(Extracted records)
(begin)

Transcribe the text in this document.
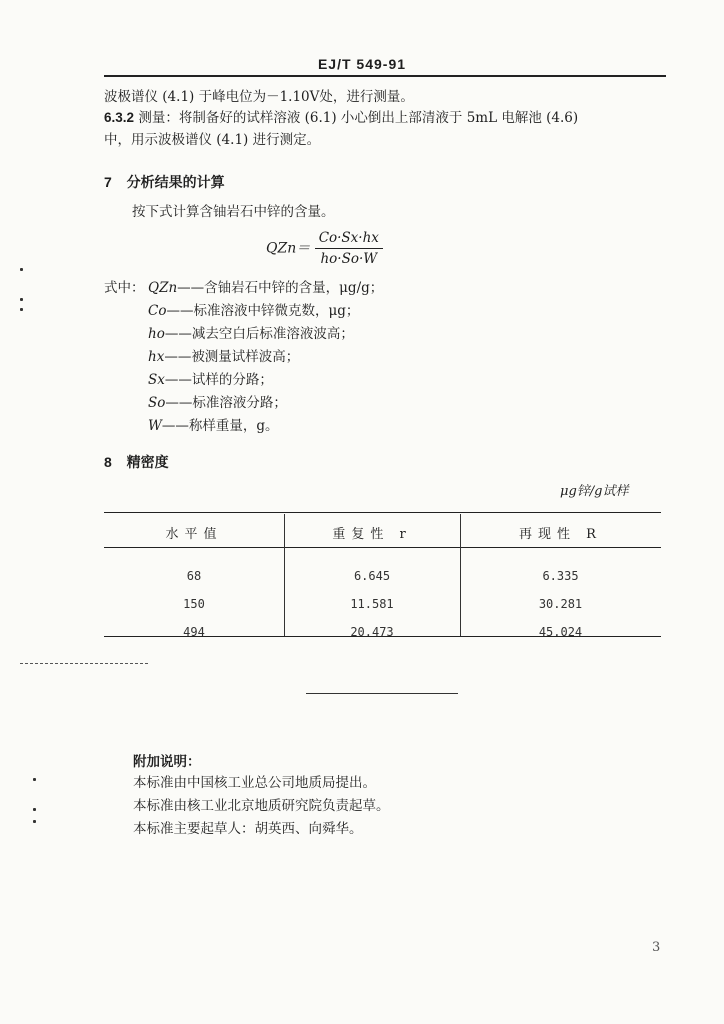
EJ/T 549-91
波极谱仪 (4.1) 于峰电位为－1.10V处，进行测量。
6.3.2 测量：将制备好的试样溶液 (6.1) 小心倒出上部清液于 5mL 电解池 (4.6)
中，用示波极谱仪 (4.1) 进行测定。
7 分析结果的计算
按下式计算含铀岩石中锌的含量。
$QZn= \frac{Co\cdot Sx\cdot hx}{ho\cdot So\cdot W}$
式中： QZn——含铀岩石中锌的含量，μg/g；
Co——标准溶液中锌微克数，μg；
ho——减去空白后标准溶液波高；
hx——被测量试样波高；
Sx——试样的分路；
So——标准溶液分路；
W——称样重量，g。
8 精密度
μg锌/g试样
水平值	重复性 r	再现性 R

68	6.645	6.335
150	11.581	30.281
494	20.473	45.024
附加说明：
本标准由中国核工业总公司地质局提出。
本标准由核工业北京地质研究院负责起草。
本标准主要起草人：胡英西、向舜华。
3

(end)

TASK DESCRIPTION: Give every line above again exactly, with no pictures.

RESULT OF THIS TASK:
Transcribe the text in this document.
EJ/T 549-91
波极谱仪 (4.1) 于峰电位为－1.10V处，进行测量。
6.3.2 测量：将制备好的试样溶液 (6.1) 小心倒出上部清液于 5mL 电解池 (4.6)
中，用示波极谱仪 (4.1) 进行测定。
7 分析结果的计算
按下式计算含铀岩石中锌的含量。
$QZn= \frac{Co\cdot Sx\cdot hx}{ho\cdot So\cdot W}$
式中： QZn——含铀岩石中锌的含量，μg/g；
Co——标准溶液中锌微克数，μg；
ho——减去空白后标准溶液波高；
hx——被测量试样波高；
Sx——试样的分路；
So——标准溶液分路；
W——称样重量，g。
8 精密度
μg锌/g试样
水平值	重复性 r	再现性 R

68	6.645	6.335
150	11.581	30.281
494	20.473	45.024
附加说明：
本标准由中国核工业总公司地质局提出。
本标准由核工业北京地质研究院负责起草。
本标准主要起草人：胡英西、向舜华。
3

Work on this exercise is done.